SET TASK
Reproduce all of the records below, substituting "chart1-column" for every occurrence of "chart1-bar" and leaving everything else unchanged.

DATA SECTION
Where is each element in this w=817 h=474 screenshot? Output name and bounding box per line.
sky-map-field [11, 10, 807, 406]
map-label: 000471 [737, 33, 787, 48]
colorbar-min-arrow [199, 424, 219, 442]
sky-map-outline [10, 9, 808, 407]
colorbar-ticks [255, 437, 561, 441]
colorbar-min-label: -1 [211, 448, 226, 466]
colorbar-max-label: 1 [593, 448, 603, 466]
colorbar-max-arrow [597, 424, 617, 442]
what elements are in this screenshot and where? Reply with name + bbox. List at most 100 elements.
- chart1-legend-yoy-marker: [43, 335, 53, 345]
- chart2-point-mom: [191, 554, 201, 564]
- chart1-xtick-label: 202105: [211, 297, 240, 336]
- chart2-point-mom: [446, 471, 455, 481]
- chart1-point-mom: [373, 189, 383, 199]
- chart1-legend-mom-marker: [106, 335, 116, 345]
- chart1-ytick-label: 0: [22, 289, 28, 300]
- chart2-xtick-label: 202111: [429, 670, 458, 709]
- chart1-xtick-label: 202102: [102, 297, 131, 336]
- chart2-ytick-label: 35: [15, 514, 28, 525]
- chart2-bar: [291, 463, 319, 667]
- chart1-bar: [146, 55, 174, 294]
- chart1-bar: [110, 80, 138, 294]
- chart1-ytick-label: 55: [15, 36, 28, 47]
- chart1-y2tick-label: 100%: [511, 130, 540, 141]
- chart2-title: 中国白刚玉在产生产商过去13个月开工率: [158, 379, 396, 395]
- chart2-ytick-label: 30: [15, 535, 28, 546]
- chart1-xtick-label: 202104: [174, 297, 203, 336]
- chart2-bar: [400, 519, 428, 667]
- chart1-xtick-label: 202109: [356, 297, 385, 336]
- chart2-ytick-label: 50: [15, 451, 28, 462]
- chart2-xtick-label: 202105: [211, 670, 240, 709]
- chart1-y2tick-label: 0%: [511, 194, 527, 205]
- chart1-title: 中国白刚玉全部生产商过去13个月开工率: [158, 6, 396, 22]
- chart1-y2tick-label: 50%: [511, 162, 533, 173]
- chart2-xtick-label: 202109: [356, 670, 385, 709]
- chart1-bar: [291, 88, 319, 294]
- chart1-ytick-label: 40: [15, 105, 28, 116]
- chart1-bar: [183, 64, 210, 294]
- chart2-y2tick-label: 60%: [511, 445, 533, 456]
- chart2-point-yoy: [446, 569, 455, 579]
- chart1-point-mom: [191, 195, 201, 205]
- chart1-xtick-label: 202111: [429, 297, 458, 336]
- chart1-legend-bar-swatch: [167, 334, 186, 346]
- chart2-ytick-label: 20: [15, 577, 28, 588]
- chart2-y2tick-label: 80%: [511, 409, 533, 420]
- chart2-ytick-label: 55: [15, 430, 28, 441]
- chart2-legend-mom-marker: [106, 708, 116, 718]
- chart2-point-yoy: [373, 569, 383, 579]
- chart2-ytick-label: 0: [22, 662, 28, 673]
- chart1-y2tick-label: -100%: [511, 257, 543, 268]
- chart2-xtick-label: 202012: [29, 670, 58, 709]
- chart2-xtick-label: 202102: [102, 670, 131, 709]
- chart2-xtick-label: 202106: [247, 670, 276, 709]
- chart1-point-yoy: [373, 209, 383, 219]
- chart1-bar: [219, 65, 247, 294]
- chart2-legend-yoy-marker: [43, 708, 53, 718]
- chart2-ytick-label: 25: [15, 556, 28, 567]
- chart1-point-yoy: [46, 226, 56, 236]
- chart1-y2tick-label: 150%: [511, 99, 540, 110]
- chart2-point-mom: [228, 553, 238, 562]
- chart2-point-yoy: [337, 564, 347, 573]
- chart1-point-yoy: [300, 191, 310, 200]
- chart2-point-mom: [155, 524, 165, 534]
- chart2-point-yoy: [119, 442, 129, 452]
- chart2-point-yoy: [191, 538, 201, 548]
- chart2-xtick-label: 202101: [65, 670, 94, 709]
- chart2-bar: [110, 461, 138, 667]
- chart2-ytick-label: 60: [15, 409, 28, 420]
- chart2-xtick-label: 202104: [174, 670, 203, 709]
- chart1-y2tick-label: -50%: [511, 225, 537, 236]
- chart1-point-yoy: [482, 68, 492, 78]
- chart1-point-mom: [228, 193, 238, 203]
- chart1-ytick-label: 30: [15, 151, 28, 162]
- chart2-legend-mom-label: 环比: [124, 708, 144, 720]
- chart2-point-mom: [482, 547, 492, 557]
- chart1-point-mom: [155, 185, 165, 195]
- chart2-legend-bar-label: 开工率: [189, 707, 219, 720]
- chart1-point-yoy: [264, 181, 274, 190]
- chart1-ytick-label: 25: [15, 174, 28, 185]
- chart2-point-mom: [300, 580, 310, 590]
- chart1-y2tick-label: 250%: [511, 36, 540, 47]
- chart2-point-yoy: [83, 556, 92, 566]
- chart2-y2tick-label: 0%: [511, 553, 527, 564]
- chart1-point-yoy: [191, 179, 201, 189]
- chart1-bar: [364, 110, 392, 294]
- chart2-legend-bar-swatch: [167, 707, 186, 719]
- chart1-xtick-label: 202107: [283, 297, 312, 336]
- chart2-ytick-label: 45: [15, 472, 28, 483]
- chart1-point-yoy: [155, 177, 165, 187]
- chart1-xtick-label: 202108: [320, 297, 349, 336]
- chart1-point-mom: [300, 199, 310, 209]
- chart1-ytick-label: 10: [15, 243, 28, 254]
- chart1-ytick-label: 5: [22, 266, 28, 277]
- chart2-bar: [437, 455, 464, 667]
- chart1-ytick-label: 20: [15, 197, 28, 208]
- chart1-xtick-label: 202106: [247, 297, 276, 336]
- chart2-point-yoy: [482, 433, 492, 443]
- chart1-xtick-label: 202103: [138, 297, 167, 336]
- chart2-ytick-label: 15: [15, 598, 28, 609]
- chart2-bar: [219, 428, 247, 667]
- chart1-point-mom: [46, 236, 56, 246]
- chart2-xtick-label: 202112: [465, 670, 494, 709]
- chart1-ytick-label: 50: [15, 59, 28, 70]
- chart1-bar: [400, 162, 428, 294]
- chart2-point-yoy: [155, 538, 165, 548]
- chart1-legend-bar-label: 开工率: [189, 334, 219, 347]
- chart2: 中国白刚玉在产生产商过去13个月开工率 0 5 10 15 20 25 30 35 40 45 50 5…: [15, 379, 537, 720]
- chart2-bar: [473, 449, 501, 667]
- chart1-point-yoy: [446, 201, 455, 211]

RESPONSE
Where is each element in this w=817 h=474 screenshot? Output name and bounding box per line.
sky-map-field [11, 10, 807, 406]
map-label: 000471 [737, 33, 787, 48]
colorbar-min-arrow [199, 424, 219, 442]
sky-map-outline [10, 9, 808, 407]
colorbar-ticks [255, 437, 561, 441]
colorbar-min-label: -1 [211, 448, 226, 466]
colorbar-max-label: 1 [593, 448, 603, 466]
colorbar-max-arrow [597, 424, 617, 442]
what elements are in this screenshot and where? Reply with name + bbox. List at most 100 elements.
- chart1-legend-yoy-marker: [43, 335, 53, 345]
- chart2-point-mom: [191, 554, 201, 564]
- chart1-xtick-label: 202105: [211, 297, 240, 336]
- chart2-point-mom: [446, 471, 455, 481]
- chart1-point-mom: [373, 189, 383, 199]
- chart1-legend-mom-marker: [106, 335, 116, 345]
- chart1-ytick-label: 0: [22, 289, 28, 300]
- chart2-xtick-label: 202111: [429, 670, 458, 709]
- chart1-xtick-label: 202102: [102, 297, 131, 336]
- chart2-ytick-label: 35: [15, 514, 28, 525]
- chart2-bar: [291, 463, 319, 667]
- chart1-column: [146, 55, 174, 294]
- chart1-column: [110, 80, 138, 294]
- chart1-ytick-label: 55: [15, 36, 28, 47]
- chart1-y2tick-label: 100%: [511, 130, 540, 141]
- chart2-title: 中国白刚玉在产生产商过去13个月开工率: [158, 379, 396, 395]
- chart2-ytick-label: 30: [15, 535, 28, 546]
- chart1-xtick-label: 202104: [174, 297, 203, 336]
- chart2-bar: [400, 519, 428, 667]
- chart1-xtick-label: 202109: [356, 297, 385, 336]
- chart2-ytick-label: 50: [15, 451, 28, 462]
- chart2-xtick-label: 202105: [211, 670, 240, 709]
- chart1-y2tick-label: 0%: [511, 194, 527, 205]
- chart1-title: 中国白刚玉全部生产商过去13个月开工率: [158, 6, 396, 22]
- chart1-y2tick-label: 50%: [511, 162, 533, 173]
- chart2-xtick-label: 202109: [356, 670, 385, 709]
- chart1-column: [291, 88, 319, 294]
- chart1-ytick-label: 40: [15, 105, 28, 116]
- chart1-column: [183, 64, 210, 294]
- chart2-y2tick-label: 60%: [511, 445, 533, 456]
- chart2-point-yoy: [446, 569, 455, 579]
- chart1-point-mom: [191, 195, 201, 205]
- chart1-xtick-label: 202111: [429, 297, 458, 336]
- chart1-legend-bar-swatch: [167, 334, 186, 346]
- chart2-ytick-label: 20: [15, 577, 28, 588]
- chart2-y2tick-label: 80%: [511, 409, 533, 420]
- chart2-ytick-label: 55: [15, 430, 28, 441]
- chart2-legend-mom-marker: [106, 708, 116, 718]
- chart2-point-yoy: [373, 569, 383, 579]
- chart2-ytick-label: 0: [22, 662, 28, 673]
- chart1-y2tick-label: -100%: [511, 257, 543, 268]
- chart2-xtick-label: 202012: [29, 670, 58, 709]
- chart2-xtick-label: 202102: [102, 670, 131, 709]
- chart2-xtick-label: 202106: [247, 670, 276, 709]
- chart1-point-yoy: [373, 209, 383, 219]
- chart1-column: [219, 65, 247, 294]
- chart2-legend-yoy-marker: [43, 708, 53, 718]
- chart2-ytick-label: 25: [15, 556, 28, 567]
- chart1-point-yoy: [46, 226, 56, 236]
- chart1-y2tick-label: 150%: [511, 99, 540, 110]
- chart2-point-mom: [228, 553, 238, 562]
- chart2-point-yoy: [337, 564, 347, 573]
- chart1-point-yoy: [300, 191, 310, 200]
- chart2-point-mom: [155, 524, 165, 534]
- chart2-point-yoy: [119, 442, 129, 452]
- chart2-point-yoy: [191, 538, 201, 548]
- chart2-xtick-label: 202101: [65, 670, 94, 709]
- chart2-bar: [110, 461, 138, 667]
- chart2-ytick-label: 60: [15, 409, 28, 420]
- chart2-xtick-label: 202104: [174, 670, 203, 709]
- chart1-y2tick-label: -50%: [511, 225, 537, 236]
- chart1-point-yoy: [482, 68, 492, 78]
- chart1-point-mom: [228, 193, 238, 203]
- chart1-ytick-label: 30: [15, 151, 28, 162]
- chart2-legend-mom-label: 环比: [124, 708, 144, 720]
- chart2-point-mom: [482, 547, 492, 557]
- chart1-point-mom: [155, 185, 165, 195]
- chart2-legend-bar-label: 开工率: [189, 707, 219, 720]
- chart1-point-yoy: [264, 181, 274, 190]
- chart1-ytick-label: 25: [15, 174, 28, 185]
- chart2-point-mom: [300, 580, 310, 590]
- chart1-y2tick-label: 250%: [511, 36, 540, 47]
- chart2-point-yoy: [83, 556, 92, 566]
- chart2-y2tick-label: 0%: [511, 553, 527, 564]
- chart1-point-yoy: [191, 179, 201, 189]
- chart1-column: [364, 110, 392, 294]
- chart2-legend-bar-swatch: [167, 707, 186, 719]
- chart1-xtick-label: 202107: [283, 297, 312, 336]
- chart2-ytick-label: 45: [15, 472, 28, 483]
- chart1-point-yoy: [155, 177, 165, 187]
- chart1-xtick-label: 202108: [320, 297, 349, 336]
- chart1-point-mom: [300, 199, 310, 209]
- chart1-ytick-label: 10: [15, 243, 28, 254]
- chart1-ytick-label: 5: [22, 266, 28, 277]
- chart2-bar: [437, 455, 464, 667]
- chart1-ytick-label: 20: [15, 197, 28, 208]
- chart1-xtick-label: 202106: [247, 297, 276, 336]
- chart2-point-yoy: [482, 433, 492, 443]
- chart1-xtick-label: 202103: [138, 297, 167, 336]
- chart2-ytick-label: 15: [15, 598, 28, 609]
- chart2-bar: [219, 428, 247, 667]
- chart1-point-mom: [46, 236, 56, 246]
- chart2-xtick-label: 202112: [465, 670, 494, 709]
- chart1-ytick-label: 50: [15, 59, 28, 70]
- chart1-column: [400, 162, 428, 294]
- chart2-point-yoy: [155, 538, 165, 548]
- chart1-legend-bar-label: 开工率: [189, 334, 219, 347]
- chart2: 中国白刚玉在产生产商过去13个月开工率 0 5 10 15 20 25 30 35 40 45 50 5…: [15, 379, 537, 720]
- chart2-bar: [473, 449, 501, 667]
- chart1-point-yoy: [446, 201, 455, 211]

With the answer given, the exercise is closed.